GIVEN TASK ::
Copy every line that holds "been".

Records from a collection ::

===

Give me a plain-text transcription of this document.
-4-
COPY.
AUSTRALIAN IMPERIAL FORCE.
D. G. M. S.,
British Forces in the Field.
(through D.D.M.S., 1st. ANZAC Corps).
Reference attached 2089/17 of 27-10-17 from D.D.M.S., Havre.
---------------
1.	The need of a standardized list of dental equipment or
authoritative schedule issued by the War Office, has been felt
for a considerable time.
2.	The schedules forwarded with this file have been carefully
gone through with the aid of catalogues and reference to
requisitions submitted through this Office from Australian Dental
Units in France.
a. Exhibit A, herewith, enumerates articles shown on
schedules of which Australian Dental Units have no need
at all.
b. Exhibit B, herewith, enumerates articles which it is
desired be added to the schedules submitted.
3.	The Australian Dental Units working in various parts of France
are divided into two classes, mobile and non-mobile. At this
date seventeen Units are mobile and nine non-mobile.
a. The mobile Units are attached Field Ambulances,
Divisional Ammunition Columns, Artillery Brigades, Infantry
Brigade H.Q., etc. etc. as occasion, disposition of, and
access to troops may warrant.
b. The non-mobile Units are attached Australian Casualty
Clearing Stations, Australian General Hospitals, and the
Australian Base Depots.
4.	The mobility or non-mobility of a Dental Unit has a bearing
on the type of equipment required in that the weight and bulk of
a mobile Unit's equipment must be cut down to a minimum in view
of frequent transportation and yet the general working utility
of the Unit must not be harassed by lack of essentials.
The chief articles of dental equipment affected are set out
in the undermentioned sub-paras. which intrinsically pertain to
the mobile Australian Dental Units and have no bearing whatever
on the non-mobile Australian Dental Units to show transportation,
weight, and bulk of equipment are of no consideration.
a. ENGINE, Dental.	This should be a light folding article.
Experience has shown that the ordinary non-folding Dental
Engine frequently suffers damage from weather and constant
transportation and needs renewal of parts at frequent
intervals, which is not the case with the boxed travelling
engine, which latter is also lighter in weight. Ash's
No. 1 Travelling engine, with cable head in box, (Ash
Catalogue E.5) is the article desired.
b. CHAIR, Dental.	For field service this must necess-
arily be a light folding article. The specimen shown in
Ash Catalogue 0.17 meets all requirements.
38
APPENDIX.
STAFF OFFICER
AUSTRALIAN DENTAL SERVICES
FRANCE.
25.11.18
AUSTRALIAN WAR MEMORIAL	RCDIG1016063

===

WRITTEN REPLY ::
authoritative schedule issued by the War Office, has been felt
2.	The schedules forwarded with this file have been carefully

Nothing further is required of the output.